# Records for this task
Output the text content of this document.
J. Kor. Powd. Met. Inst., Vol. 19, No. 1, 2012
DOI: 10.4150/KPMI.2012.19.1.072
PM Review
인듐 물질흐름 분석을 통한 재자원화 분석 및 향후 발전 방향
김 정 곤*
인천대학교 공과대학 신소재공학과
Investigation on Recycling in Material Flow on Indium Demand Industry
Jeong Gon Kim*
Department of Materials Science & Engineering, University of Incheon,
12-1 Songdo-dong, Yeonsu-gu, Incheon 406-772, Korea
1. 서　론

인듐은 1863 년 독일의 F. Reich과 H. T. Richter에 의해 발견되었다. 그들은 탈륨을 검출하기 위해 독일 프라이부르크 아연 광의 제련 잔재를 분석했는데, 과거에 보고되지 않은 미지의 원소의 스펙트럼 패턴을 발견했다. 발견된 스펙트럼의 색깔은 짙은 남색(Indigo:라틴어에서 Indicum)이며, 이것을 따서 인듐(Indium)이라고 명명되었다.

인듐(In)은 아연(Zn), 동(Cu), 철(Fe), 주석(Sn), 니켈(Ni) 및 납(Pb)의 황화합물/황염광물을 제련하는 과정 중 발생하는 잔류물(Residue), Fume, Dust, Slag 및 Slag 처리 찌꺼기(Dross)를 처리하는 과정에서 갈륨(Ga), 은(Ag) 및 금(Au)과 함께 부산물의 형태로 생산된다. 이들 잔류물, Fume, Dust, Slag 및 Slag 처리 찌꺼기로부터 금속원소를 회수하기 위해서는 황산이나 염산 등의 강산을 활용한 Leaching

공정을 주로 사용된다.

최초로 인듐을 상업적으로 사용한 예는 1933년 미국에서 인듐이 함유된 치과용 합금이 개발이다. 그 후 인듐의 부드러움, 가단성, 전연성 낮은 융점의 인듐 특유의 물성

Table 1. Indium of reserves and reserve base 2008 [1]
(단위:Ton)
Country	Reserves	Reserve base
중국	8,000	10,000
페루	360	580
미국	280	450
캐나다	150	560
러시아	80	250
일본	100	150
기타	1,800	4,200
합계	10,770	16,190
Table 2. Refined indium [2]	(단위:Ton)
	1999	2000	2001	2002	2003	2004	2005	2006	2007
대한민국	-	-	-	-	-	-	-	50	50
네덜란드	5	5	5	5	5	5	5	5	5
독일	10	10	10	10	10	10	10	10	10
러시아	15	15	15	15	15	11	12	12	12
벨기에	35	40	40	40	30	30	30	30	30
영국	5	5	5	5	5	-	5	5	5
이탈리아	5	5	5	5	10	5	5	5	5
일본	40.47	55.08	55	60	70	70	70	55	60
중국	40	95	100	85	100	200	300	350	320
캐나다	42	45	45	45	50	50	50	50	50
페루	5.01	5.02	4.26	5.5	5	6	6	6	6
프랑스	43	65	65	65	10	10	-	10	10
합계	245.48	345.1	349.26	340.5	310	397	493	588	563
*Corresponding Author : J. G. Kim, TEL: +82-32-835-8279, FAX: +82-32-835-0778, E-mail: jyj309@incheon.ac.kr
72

# Set exercise
Restate the data above word for word.

# Reply to the task
Output the text content of this document.
J. Kor. Powd. Met. Inst., Vol. 19, No. 1, 2012
DOI: 10.4150/KPMI.2012.19.1.072
PM Review
인듐 물질흐름 분석을 통한 재자원화 분석 및 향후 발전 방향
김 정 곤*
인천대학교 공과대학 신소재공학과
Investigation on Recycling in Material Flow on Indium Demand Industry
Jeong Gon Kim*
Department of Materials Science & Engineering, University of Incheon,
12-1 Songdo-dong, Yeonsu-gu, Incheon 406-772, Korea
1. 서　론

인듐은 1863 년 독일의 F. Reich과 H. T. Richter에 의해 발견되었다. 그들은 탈륨을 검출하기 위해 독일 프라이부르크 아연 광의 제련 잔재를 분석했는데, 과거에 보고되지 않은 미지의 원소의 스펙트럼 패턴을 발견했다. 발견된 스펙트럼의 색깔은 짙은 남색(Indigo:라틴어에서 Indicum)이며, 이것을 따서 인듐(Indium)이라고 명명되었다.

인듐(In)은 아연(Zn), 동(Cu), 철(Fe), 주석(Sn), 니켈(Ni) 및 납(Pb)의 황화합물/황염광물을 제련하는 과정 중 발생하는 잔류물(Residue), Fume, Dust, Slag 및 Slag 처리 찌꺼기(Dross)를 처리하는 과정에서 갈륨(Ga), 은(Ag) 및 금(Au)과 함께 부산물의 형태로 생산된다. 이들 잔류물, Fume, Dust, Slag 및 Slag 처리 찌꺼기로부터 금속원소를 회수하기 위해서는 황산이나 염산 등의 강산을 활용한 Leaching

공정을 주로 사용된다.

최초로 인듐을 상업적으로 사용한 예는 1933년 미국에서 인듐이 함유된 치과용 합금이 개발이다. 그 후 인듐의 부드러움, 가단성, 전연성 낮은 융점의 인듐 특유의 물성

Table 1. Indium of reserves and reserve base 2008 [1]
(단위:Ton)
Country	Reserves	Reserve base
중국	8,000	10,000
페루	360	580
미국	280	450
캐나다	150	560
러시아	80	250
일본	100	150
기타	1,800	4,200
합계	10,770	16,190
Table 2. Refined indium [2]	(단위:Ton)
	1999	2000	2001	2002	2003	2004	2005	2006	2007
대한민국	-	-	-	-	-	-	-	50	50
네덜란드	5	5	5	5	5	5	5	5	5
독일	10	10	10	10	10	10	10	10	10
러시아	15	15	15	15	15	11	12	12	12
벨기에	35	40	40	40	30	30	30	30	30
영국	5	5	5	5	5	-	5	5	5
이탈리아	5	5	5	5	10	5	5	5	5
일본	40.47	55.08	55	60	70	70	70	55	60
중국	40	95	100	85	100	200	300	350	320
캐나다	42	45	45	45	50	50	50	50	50
페루	5.01	5.02	4.26	5.5	5	6	6	6	6
프랑스	43	65	65	65	10	10	-	10	10
합계	245.48	345.1	349.26	340.5	310	397	493	588	563
*Corresponding Author : J. G. Kim, TEL: +82-32-835-8279, FAX: +82-32-835-0778, E-mail: jyj309@incheon.ac.kr
72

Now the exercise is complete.